**What to work on**
From the records below, copy out verbatim every line from the one containing "462, 692, 483]" through the one containing "398, 569, 425]", including both of those lines.

----- Extracted records -----

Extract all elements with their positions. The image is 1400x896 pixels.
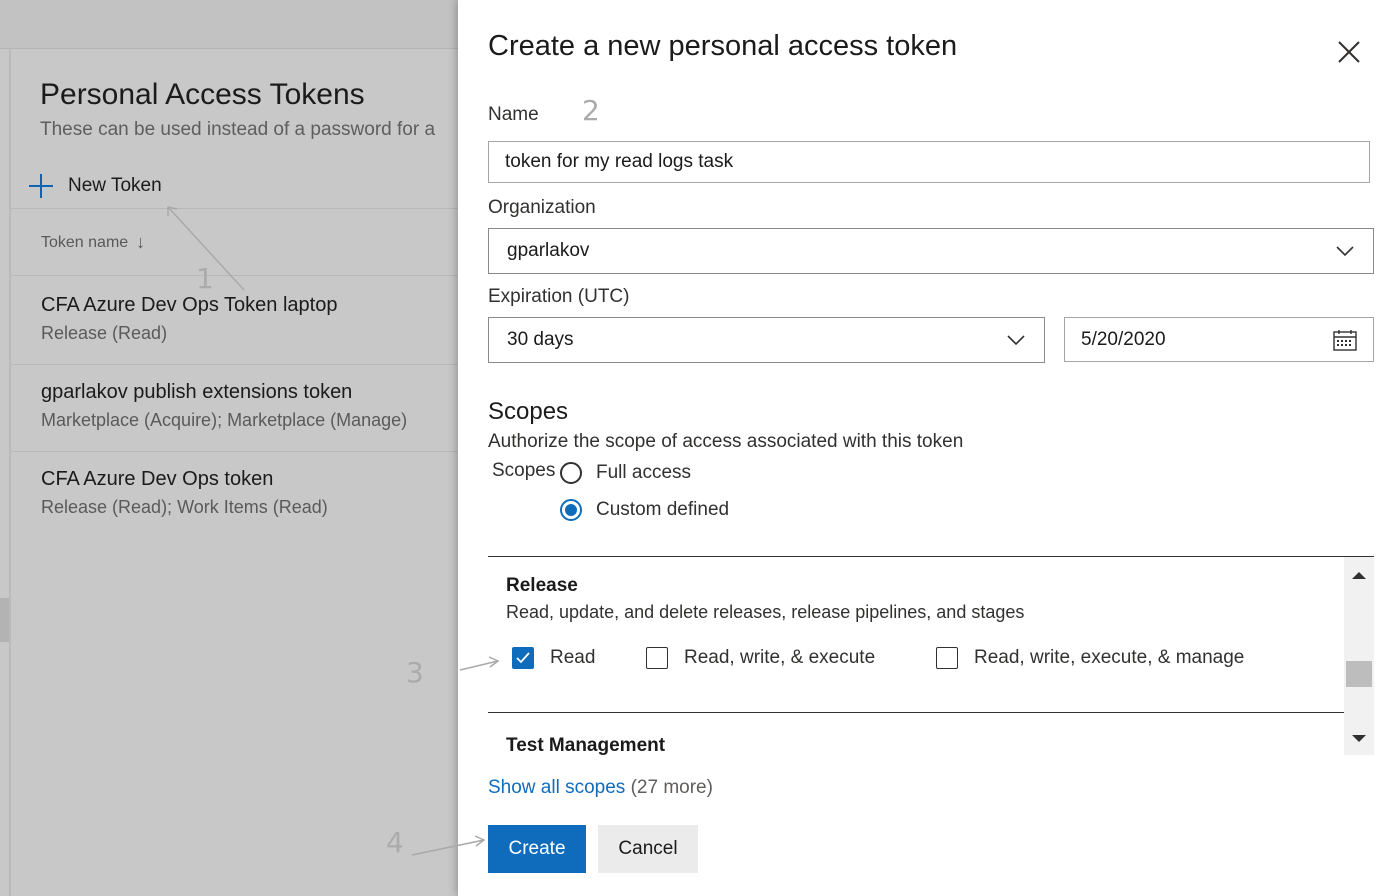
radio-label: Full access	[596, 462, 692, 483]
chevron-down-icon	[1336, 246, 1354, 257]
show-all-scopes-link[interactable]: Show all scopes	[488, 777, 625, 798]
checkbox-release-read-write-execute[interactable]: Read, write, & execute	[646, 647, 875, 669]
new-token-label: New Token	[68, 175, 162, 196]
close-icon[interactable]	[1334, 37, 1364, 67]
scopes-heading: Scopes	[488, 398, 569, 425]
create-button[interactable]: Create	[488, 825, 586, 873]
column-header-token-name[interactable]: Token name ↓	[41, 232, 145, 253]
scopes-description: Authorize the scope of access associated…	[488, 431, 964, 452]
calendar-icon[interactable]	[1333, 329, 1357, 351]
radio-button-selected[interactable]	[560, 499, 582, 521]
checkbox-release-read-write-execute-manage[interactable]: Read, write, execute, & manage	[936, 647, 1244, 669]
expiration-date-value: 5/20/2020	[1081, 328, 1166, 350]
name-input[interactable]	[488, 141, 1370, 183]
column-header-label: Token name	[41, 233, 129, 251]
cancel-button[interactable]: Cancel	[598, 825, 698, 873]
checkmark-icon	[516, 652, 530, 664]
scroll-up-icon[interactable]	[1344, 565, 1374, 585]
new-token-button[interactable]: New Token	[28, 170, 162, 202]
token-name: CFA Azure Dev Ops Token laptop	[41, 294, 338, 316]
radio-full-access[interactable]: Full access	[560, 462, 691, 484]
table-row[interactable]: gparlakov publish extensions token Marke…	[41, 381, 407, 431]
scrollbar[interactable]	[1344, 557, 1374, 755]
more-count: (27 more)	[630, 777, 713, 798]
create-token-dialog: Create a new personal access token Name …	[458, 0, 1400, 896]
token-scopes: Marketplace (Acquire); Marketplace (Mana…	[41, 410, 408, 430]
show-all-scopes: Show all scopes (27 more)	[488, 777, 713, 799]
expiration-label: Expiration (UTC)	[488, 286, 630, 307]
scope-divider	[488, 712, 1344, 713]
left-nav-stub	[0, 598, 9, 642]
scope-section-title: Release	[506, 575, 578, 596]
annotation-step-1: 1	[196, 262, 214, 295]
scopes-radio-label: Scopes	[492, 460, 556, 481]
chevron-down-icon	[1007, 335, 1025, 346]
dialog-title: Create a new personal access token	[488, 30, 958, 62]
scope-section-description: Read, update, and delete releases, relea…	[506, 602, 1025, 622]
page-subtitle: These can be used instead of a password …	[40, 119, 436, 140]
scroll-thumb[interactable]	[1346, 661, 1372, 687]
token-scopes: Release (Read); Work Items (Read)	[41, 497, 328, 517]
checkbox[interactable]	[512, 647, 534, 669]
token-scopes: Release (Read)	[41, 323, 168, 343]
organization-label: Organization	[488, 197, 596, 218]
checkbox-label: Read	[550, 647, 596, 668]
expiration-dropdown[interactable]: 30 days	[488, 317, 1045, 363]
checkbox[interactable]	[936, 647, 958, 669]
token-name: CFA Azure Dev Ops token	[41, 468, 274, 490]
annotation-step-4: 4	[386, 826, 404, 859]
left-border	[9, 48, 11, 896]
divider	[11, 364, 458, 365]
organization-value: gparlakov	[507, 240, 590, 261]
table-row[interactable]: CFA Azure Dev Ops Token laptop Release (…	[41, 294, 337, 344]
scope-list-content: Release Read, update, and delete release…	[488, 557, 1344, 755]
page-title: Personal Access Tokens	[40, 78, 365, 111]
checkbox-label: Read, write, execute, & manage	[974, 647, 1245, 668]
radio-label: Custom defined	[596, 499, 730, 520]
expiration-date-input[interactable]: 5/20/2020	[1064, 317, 1374, 362]
radio-button[interactable]	[560, 462, 582, 484]
checkbox-label: Read, write, & execute	[684, 647, 876, 668]
radio-custom-defined[interactable]: Custom defined	[560, 499, 729, 521]
plus-icon	[28, 173, 54, 199]
checkbox-release-read[interactable]: Read	[512, 647, 595, 669]
scope-list: Release Read, update, and delete release…	[488, 556, 1374, 755]
token-name: gparlakov publish extensions token	[41, 381, 353, 403]
organization-dropdown[interactable]: gparlakov	[488, 228, 1374, 274]
divider	[11, 208, 458, 209]
expiration-value: 30 days	[507, 329, 574, 350]
divider	[11, 275, 458, 276]
sort-down-icon: ↓	[136, 232, 146, 252]
annotation-step-2: 2	[582, 94, 600, 127]
annotation-step-3: 3	[406, 656, 424, 689]
scope-section-title: Test Management	[506, 735, 666, 755]
divider	[11, 451, 458, 452]
checkbox[interactable]	[646, 647, 668, 669]
scroll-down-icon[interactable]	[1344, 729, 1374, 749]
name-label: Name	[488, 104, 539, 125]
table-row[interactable]: CFA Azure Dev Ops token Release (Read); …	[41, 468, 328, 518]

-----

**Completed exercise**
radio-label: Full access	[596, 462, 692, 483]
chevron-down-icon	[1336, 246, 1354, 257]
show-all-scopes-link[interactable]: Show all scopes	[488, 777, 625, 798]
checkbox-release-read-write-execute[interactable]: Read, write, & execute	[646, 647, 875, 669]
new-token-label: New Token	[68, 175, 162, 196]
close-icon[interactable]	[1334, 37, 1364, 67]
scopes-heading: Scopes	[488, 398, 569, 425]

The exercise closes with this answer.